==== Data lines ====
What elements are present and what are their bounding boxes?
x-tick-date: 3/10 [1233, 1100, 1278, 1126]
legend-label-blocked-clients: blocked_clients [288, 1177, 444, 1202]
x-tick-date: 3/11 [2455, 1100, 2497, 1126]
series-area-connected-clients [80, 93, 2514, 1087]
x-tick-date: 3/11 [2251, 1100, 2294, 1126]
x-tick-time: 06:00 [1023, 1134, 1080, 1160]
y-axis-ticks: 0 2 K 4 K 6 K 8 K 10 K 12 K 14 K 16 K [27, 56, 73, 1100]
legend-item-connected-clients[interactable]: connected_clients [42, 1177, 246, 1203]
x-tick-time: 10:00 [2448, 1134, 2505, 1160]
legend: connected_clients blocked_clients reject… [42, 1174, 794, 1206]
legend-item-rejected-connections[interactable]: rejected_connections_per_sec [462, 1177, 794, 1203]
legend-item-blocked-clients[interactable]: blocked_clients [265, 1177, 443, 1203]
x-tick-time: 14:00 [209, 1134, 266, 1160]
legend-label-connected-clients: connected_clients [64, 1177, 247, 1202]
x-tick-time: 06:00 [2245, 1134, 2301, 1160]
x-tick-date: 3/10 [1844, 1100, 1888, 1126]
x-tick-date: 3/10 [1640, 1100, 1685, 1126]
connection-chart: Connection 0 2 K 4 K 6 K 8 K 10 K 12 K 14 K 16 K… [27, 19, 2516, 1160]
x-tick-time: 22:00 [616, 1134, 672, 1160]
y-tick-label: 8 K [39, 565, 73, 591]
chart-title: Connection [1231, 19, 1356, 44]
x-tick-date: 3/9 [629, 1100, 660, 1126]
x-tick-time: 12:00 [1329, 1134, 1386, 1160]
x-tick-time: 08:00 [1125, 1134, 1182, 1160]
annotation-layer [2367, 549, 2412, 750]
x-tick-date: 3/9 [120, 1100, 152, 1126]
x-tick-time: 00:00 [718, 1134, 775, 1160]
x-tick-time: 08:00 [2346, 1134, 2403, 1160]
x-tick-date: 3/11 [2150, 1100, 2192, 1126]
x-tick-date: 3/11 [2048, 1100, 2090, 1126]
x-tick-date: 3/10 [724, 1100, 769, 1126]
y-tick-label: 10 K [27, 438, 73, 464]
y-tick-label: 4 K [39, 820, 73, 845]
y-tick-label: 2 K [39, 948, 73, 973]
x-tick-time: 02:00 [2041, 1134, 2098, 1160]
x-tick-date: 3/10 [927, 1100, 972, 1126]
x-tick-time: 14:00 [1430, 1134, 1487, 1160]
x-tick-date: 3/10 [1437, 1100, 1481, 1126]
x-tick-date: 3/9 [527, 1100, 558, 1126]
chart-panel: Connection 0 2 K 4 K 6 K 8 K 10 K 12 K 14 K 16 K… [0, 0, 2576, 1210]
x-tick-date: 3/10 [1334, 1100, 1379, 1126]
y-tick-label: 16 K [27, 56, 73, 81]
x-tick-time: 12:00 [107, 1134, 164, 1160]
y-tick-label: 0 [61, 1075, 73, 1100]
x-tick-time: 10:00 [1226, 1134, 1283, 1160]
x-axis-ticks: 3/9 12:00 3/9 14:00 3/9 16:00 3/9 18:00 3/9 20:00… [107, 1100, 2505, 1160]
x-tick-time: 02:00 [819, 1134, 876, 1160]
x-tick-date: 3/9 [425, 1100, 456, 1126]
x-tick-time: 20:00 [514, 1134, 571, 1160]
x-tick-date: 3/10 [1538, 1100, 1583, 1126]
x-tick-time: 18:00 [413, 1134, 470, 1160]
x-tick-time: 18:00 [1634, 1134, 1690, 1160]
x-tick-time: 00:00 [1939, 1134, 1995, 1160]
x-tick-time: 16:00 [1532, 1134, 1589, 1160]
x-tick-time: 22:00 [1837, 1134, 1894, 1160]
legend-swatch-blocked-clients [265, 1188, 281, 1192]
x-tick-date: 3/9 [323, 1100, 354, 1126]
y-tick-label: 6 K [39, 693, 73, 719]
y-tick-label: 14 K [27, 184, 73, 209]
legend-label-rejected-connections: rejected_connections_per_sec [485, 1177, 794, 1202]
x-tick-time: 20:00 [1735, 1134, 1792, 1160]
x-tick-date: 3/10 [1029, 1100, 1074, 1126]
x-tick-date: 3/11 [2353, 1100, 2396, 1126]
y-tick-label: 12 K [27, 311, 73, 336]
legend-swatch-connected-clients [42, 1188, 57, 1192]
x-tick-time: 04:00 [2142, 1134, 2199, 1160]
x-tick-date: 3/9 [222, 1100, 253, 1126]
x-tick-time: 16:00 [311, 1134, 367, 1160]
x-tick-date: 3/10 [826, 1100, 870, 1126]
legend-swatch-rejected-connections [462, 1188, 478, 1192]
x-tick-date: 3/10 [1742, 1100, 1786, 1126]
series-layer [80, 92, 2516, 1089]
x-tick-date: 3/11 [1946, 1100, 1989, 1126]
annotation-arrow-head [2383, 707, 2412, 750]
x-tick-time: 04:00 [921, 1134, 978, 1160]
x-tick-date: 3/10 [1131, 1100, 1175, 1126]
====
Your goal → Print each item above verbatim, in the order given.

Result →
What elements are present and what are their bounding boxes?
x-tick-date: 3/10 [1233, 1100, 1278, 1126]
legend-label-blocked-clients: blocked_clients [288, 1177, 444, 1202]
x-tick-date: 3/11 [2455, 1100, 2497, 1126]
series-area-connected-clients [80, 93, 2514, 1087]
x-tick-date: 3/11 [2251, 1100, 2294, 1126]
x-tick-time: 06:00 [1023, 1134, 1080, 1160]
y-axis-ticks: 0 2 K 4 K 6 K 8 K 10 K 12 K 14 K 16 K [27, 56, 73, 1100]
legend-item-connected-clients[interactable]: connected_clients [42, 1177, 246, 1203]
x-tick-time: 10:00 [2448, 1134, 2505, 1160]
legend: connected_clients blocked_clients reject… [42, 1174, 794, 1206]
legend-item-rejected-connections[interactable]: rejected_connections_per_sec [462, 1177, 794, 1203]
legend-item-blocked-clients[interactable]: blocked_clients [265, 1177, 443, 1203]
x-tick-time: 14:00 [209, 1134, 266, 1160]
legend-label-connected-clients: connected_clients [64, 1177, 247, 1202]
x-tick-time: 06:00 [2245, 1134, 2301, 1160]
x-tick-date: 3/10 [1844, 1100, 1888, 1126]
x-tick-date: 3/10 [1640, 1100, 1685, 1126]
connection-chart: Connection 0 2 K 4 K 6 K 8 K 10 K 12 K 14 K 16 K… [27, 19, 2516, 1160]
x-tick-time: 22:00 [616, 1134, 672, 1160]
y-tick-label: 8 K [39, 565, 73, 591]
chart-title: Connection [1231, 19, 1356, 44]
x-tick-date: 3/9 [629, 1100, 660, 1126]
x-tick-time: 12:00 [1329, 1134, 1386, 1160]
x-tick-time: 08:00 [1125, 1134, 1182, 1160]
annotation-layer [2367, 549, 2412, 750]
x-tick-date: 3/9 [120, 1100, 152, 1126]
x-tick-time: 00:00 [718, 1134, 775, 1160]
x-tick-time: 08:00 [2346, 1134, 2403, 1160]
x-tick-date: 3/11 [2150, 1100, 2192, 1126]
x-tick-date: 3/11 [2048, 1100, 2090, 1126]
x-tick-date: 3/10 [724, 1100, 769, 1126]
y-tick-label: 10 K [27, 438, 73, 464]
y-tick-label: 4 K [39, 820, 73, 845]
y-tick-label: 2 K [39, 948, 73, 973]
x-tick-time: 02:00 [2041, 1134, 2098, 1160]
x-tick-date: 3/10 [927, 1100, 972, 1126]
x-tick-time: 14:00 [1430, 1134, 1487, 1160]
x-tick-date: 3/10 [1437, 1100, 1481, 1126]
x-tick-date: 3/9 [527, 1100, 558, 1126]
chart-panel: Connection 0 2 K 4 K 6 K 8 K 10 K 12 K 14 K 16 K… [0, 0, 2576, 1210]
x-tick-date: 3/10 [1334, 1100, 1379, 1126]
y-tick-label: 16 K [27, 56, 73, 81]
x-tick-time: 12:00 [107, 1134, 164, 1160]
y-tick-label: 0 [61, 1075, 73, 1100]
x-tick-time: 10:00 [1226, 1134, 1283, 1160]
x-axis-ticks: 3/9 12:00 3/9 14:00 3/9 16:00 3/9 18:00 3/9 20:00… [107, 1100, 2505, 1160]
x-tick-time: 02:00 [819, 1134, 876, 1160]
x-tick-date: 3/9 [425, 1100, 456, 1126]
x-tick-time: 20:00 [514, 1134, 571, 1160]
x-tick-date: 3/10 [1538, 1100, 1583, 1126]
x-tick-time: 18:00 [413, 1134, 470, 1160]
x-tick-time: 18:00 [1634, 1134, 1690, 1160]
x-tick-time: 00:00 [1939, 1134, 1995, 1160]
x-tick-time: 16:00 [1532, 1134, 1589, 1160]
x-tick-time: 22:00 [1837, 1134, 1894, 1160]
legend-swatch-blocked-clients [265, 1188, 281, 1192]
x-tick-date: 3/9 [323, 1100, 354, 1126]
y-tick-label: 6 K [39, 693, 73, 719]
y-tick-label: 14 K [27, 184, 73, 209]
legend-label-rejected-connections: rejected_connections_per_sec [485, 1177, 794, 1202]
x-tick-time: 20:00 [1735, 1134, 1792, 1160]
x-tick-date: 3/10 [1029, 1100, 1074, 1126]
x-tick-date: 3/11 [2353, 1100, 2396, 1126]
y-tick-label: 12 K [27, 311, 73, 336]
legend-swatch-connected-clients [42, 1188, 57, 1192]
x-tick-time: 04:00 [2142, 1134, 2199, 1160]
x-tick-date: 3/9 [222, 1100, 253, 1126]
x-tick-time: 16:00 [311, 1134, 367, 1160]
x-tick-date: 3/10 [826, 1100, 870, 1126]
legend-swatch-rejected-connections [462, 1188, 478, 1192]
x-tick-date: 3/10 [1742, 1100, 1786, 1126]
series-layer [80, 92, 2516, 1089]
x-tick-date: 3/11 [1946, 1100, 1989, 1126]
annotation-arrow-head [2383, 707, 2412, 750]
x-tick-time: 04:00 [921, 1134, 978, 1160]
x-tick-date: 3/10 [1131, 1100, 1175, 1126]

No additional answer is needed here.